→ The problem
Copy out every line exactly as given.

→ Items
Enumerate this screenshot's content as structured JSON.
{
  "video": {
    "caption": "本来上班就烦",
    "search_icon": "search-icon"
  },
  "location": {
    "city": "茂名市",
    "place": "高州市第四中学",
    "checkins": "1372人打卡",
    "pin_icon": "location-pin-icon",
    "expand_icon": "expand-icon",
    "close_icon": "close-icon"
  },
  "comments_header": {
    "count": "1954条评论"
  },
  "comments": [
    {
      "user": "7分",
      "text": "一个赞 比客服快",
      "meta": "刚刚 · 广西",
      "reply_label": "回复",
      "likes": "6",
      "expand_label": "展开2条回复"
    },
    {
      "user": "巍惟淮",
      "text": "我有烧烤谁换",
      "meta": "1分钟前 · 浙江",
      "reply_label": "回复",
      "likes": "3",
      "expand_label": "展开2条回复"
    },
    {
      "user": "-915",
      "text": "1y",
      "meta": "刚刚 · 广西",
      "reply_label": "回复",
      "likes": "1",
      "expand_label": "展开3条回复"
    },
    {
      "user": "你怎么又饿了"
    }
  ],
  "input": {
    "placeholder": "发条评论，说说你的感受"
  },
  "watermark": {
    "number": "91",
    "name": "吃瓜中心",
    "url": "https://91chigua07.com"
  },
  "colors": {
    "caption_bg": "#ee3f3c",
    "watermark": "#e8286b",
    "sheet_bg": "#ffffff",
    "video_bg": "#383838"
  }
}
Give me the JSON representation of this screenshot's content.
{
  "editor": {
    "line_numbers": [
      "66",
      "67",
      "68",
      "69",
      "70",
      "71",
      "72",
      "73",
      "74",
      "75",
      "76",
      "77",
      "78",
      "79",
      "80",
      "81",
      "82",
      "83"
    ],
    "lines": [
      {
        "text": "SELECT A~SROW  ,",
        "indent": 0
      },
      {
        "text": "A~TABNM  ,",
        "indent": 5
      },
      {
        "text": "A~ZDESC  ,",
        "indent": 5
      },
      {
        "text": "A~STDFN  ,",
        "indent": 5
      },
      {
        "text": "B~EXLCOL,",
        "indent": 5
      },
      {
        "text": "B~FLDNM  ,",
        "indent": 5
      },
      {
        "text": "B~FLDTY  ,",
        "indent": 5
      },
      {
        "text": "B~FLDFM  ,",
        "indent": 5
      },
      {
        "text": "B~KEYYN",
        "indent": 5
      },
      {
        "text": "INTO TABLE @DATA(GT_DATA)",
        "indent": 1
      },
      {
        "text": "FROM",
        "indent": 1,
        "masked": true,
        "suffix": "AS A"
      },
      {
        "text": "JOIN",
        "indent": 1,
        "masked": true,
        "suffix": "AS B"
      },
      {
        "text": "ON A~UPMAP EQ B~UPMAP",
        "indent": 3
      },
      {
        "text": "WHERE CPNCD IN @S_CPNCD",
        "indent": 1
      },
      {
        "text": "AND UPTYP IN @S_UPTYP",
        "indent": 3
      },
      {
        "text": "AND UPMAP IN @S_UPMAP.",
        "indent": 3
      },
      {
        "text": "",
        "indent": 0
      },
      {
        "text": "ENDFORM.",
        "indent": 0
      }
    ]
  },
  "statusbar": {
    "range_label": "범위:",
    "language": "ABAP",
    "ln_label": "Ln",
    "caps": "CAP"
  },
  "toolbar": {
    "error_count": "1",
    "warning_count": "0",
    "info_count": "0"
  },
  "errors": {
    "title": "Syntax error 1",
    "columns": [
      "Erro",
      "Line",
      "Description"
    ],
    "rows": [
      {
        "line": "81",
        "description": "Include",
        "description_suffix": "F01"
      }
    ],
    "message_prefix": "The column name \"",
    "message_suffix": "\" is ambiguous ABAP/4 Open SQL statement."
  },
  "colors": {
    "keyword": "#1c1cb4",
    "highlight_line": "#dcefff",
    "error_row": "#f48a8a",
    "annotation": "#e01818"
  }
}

→ Problem solution
Enumerate this screenshot's content as structured JSON.
{
  "video": {
    "caption": "本来上班就烦",
    "search_icon": "search-icon"
  },
  "location": {
    "city": "茂名市",
    "place": "高州市第四中学",
    "checkins": "1372人打卡",
    "pin_icon": "location-pin-icon",
    "expand_icon": "expand-icon",
    "close_icon": "close-icon"
  },
  "comments_header": {
    "count": "1954条评论"
  },
  "comments": [
    {
      "user": "7分",
      "text": "一个赞 比客服快",
      "meta": "刚刚 · 广西",
      "reply_label": "回复",
      "likes": "6",
      "expand_label": "展开2条回复"
    },
    {
      "user": "巍惟淮",
      "text": "我有烧烤谁换",
      "meta": "1分钟前 · 浙江",
      "reply_label": "回复",
      "likes": "3",
      "expand_label": "展开2条回复"
    },
    {
      "user": "-915",
      "text": "1y",
      "meta": "刚刚 · 广西",
      "reply_label": "回复",
      "likes": "1",
      "expand_label": "展开3条回复"
    },
    {
      "user": "你怎么又饿了"
    }
  ],
  "input": {
    "placeholder": "发条评论，说说你的感受"
  },
  "watermark": {
    "number": "91",
    "name": "吃瓜中心",
    "url": "https://91chigua07.com"
  },
  "colors": {
    "caption_bg": "#ee3f3c",
    "watermark": "#e8286b",
    "sheet_bg": "#ffffff",
    "video_bg": "#383838"
  }
}
Give me the JSON representation of this screenshot's content.
{
  "editor": {
    "line_numbers": [
      "66",
      "67",
      "68",
      "69",
      "70",
      "71",
      "72",
      "73",
      "74",
      "75",
      "76",
      "77",
      "78",
      "79",
      "80",
      "81",
      "82",
      "83"
    ],
    "lines": [
      {
        "text": "SELECT A~SROW  ,",
        "indent": 0
      },
      {
        "text": "A~TABNM  ,",
        "indent": 5
      },
      {
        "text": "A~ZDESC  ,",
        "indent": 5
      },
      {
        "text": "A~STDFN  ,",
        "indent": 5
      },
      {
        "text": "B~EXLCOL,",
        "indent": 5
      },
      {
        "text": "B~FLDNM  ,",
        "indent": 5
      },
      {
        "text": "B~FLDTY  ,",
        "indent": 5
      },
      {
        "text": "B~FLDFM  ,",
        "indent": 5
      },
      {
        "text": "B~KEYYN",
        "indent": 5
      },
      {
        "text": "INTO TABLE @DATA(GT_DATA)",
        "indent": 1
      },
      {
        "text": "FROM",
        "indent": 1,
        "masked": true,
        "suffix": "AS A"
      },
      {
        "text": "JOIN",
        "indent": 1,
        "masked": true,
        "suffix": "AS B"
      },
      {
        "text": "ON A~UPMAP EQ B~UPMAP",
        "indent": 3
      },
      {
        "text": "WHERE CPNCD IN @S_CPNCD",
        "indent": 1
      },
      {
        "text": "AND UPTYP IN @S_UPTYP",
        "indent": 3
      },
      {
        "text": "AND UPMAP IN @S_UPMAP.",
        "indent": 3
      },
      {
        "text": "",
        "indent": 0
      },
      {
        "text": "ENDFORM.",
        "indent": 0
      }
    ]
  },
  "statusbar": {
    "range_label": "범위:",
    "language": "ABAP",
    "ln_label": "Ln",
    "caps": "CAP"
  },
  "toolbar": {
    "error_count": "1",
    "warning_count": "0",
    "info_count": "0"
  },
  "errors": {
    "title": "Syntax error 1",
    "columns": [
      "Erro",
      "Line",
      "Description"
    ],
    "rows": [
      {
        "line": "81",
        "description": "Include",
        "description_suffix": "F01"
      }
    ],
    "message_prefix": "The column name \"",
    "message_suffix": "\" is ambiguous ABAP/4 Open SQL statement."
  },
  "colors": {
    "keyword": "#1c1cb4",
    "highlight_line": "#dcefff",
    "error_row": "#f48a8a",
    "annotation": "#e01818"
  }
}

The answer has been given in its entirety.